Data excerpts:
▬▬▬▬▬▬▬▬▬▬

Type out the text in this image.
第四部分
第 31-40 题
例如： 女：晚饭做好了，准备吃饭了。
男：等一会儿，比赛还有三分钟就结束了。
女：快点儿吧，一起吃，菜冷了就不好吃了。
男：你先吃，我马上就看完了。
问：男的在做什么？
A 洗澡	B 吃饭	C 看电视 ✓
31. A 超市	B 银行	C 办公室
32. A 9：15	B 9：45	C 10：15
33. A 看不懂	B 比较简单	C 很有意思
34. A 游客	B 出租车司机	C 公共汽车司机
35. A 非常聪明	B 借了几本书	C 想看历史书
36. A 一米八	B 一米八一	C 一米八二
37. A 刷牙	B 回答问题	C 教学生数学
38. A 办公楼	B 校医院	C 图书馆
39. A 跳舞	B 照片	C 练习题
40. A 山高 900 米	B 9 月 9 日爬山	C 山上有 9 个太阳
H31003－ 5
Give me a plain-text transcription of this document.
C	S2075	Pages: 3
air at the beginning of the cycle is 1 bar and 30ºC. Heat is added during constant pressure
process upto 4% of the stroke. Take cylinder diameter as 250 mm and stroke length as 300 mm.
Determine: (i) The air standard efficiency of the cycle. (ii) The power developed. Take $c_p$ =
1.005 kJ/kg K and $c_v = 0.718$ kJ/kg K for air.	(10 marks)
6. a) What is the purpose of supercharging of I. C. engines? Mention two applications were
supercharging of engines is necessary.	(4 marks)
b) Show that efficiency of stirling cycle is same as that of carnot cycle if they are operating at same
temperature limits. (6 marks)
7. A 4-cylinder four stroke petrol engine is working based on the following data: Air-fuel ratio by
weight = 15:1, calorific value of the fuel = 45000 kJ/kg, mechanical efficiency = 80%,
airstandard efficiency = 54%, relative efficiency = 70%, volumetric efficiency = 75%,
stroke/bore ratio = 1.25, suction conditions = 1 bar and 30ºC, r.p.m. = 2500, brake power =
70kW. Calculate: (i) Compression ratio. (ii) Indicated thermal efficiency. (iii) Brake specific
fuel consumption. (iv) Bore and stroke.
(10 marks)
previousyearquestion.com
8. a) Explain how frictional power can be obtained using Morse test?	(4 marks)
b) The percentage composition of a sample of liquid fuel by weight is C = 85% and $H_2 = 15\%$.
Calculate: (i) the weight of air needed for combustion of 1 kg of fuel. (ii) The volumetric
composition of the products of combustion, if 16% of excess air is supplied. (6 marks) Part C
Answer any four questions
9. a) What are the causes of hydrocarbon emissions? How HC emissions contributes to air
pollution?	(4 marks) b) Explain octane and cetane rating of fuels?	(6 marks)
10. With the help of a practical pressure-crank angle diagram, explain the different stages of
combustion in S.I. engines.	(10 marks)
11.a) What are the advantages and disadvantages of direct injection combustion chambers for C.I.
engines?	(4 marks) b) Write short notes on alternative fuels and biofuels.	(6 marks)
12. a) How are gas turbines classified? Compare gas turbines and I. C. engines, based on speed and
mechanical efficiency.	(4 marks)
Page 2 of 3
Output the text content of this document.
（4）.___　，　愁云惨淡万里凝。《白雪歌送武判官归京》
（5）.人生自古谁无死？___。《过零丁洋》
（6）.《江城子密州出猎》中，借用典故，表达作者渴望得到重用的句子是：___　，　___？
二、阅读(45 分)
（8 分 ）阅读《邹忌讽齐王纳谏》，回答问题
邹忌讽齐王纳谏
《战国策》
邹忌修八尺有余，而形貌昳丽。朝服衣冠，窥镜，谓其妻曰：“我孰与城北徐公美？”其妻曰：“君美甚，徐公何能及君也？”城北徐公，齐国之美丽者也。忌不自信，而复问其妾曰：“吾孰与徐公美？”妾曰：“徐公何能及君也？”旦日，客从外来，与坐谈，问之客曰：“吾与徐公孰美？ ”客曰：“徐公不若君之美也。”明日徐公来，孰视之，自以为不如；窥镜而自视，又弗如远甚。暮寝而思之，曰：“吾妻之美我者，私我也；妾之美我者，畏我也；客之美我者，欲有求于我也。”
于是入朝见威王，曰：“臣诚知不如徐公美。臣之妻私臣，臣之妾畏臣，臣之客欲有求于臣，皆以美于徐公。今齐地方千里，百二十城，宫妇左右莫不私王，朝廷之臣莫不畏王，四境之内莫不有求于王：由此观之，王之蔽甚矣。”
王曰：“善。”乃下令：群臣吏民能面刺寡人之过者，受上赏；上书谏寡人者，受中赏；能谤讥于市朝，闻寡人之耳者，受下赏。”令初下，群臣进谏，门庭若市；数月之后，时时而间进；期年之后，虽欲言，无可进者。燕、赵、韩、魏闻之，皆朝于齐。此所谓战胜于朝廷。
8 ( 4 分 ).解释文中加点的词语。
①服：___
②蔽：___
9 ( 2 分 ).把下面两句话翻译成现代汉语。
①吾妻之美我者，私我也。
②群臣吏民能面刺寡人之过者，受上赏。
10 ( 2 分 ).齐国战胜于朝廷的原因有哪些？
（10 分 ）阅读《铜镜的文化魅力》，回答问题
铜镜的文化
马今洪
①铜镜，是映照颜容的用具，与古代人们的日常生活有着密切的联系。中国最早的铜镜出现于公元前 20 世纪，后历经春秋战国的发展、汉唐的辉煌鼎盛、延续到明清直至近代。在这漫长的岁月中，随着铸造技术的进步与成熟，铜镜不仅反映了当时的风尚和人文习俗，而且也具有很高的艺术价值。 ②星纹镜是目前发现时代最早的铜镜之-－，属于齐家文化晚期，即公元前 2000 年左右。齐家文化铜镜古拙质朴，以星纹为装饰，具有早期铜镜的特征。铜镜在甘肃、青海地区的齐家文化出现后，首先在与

▬▬▬▬▬▬▬▬▬▬

▶ **Your goal**: Go through the data above and find the lines with the word "回答问题". Copy each of those lines.

▶ **Written solution**:
37. A 刷牙	B 回答问题	C 教学生数学
（8 分 ）阅读《邹忌讽齐王纳谏》，回答问题
（10 分 ）阅读《铜镜的文化魅力》，回答问题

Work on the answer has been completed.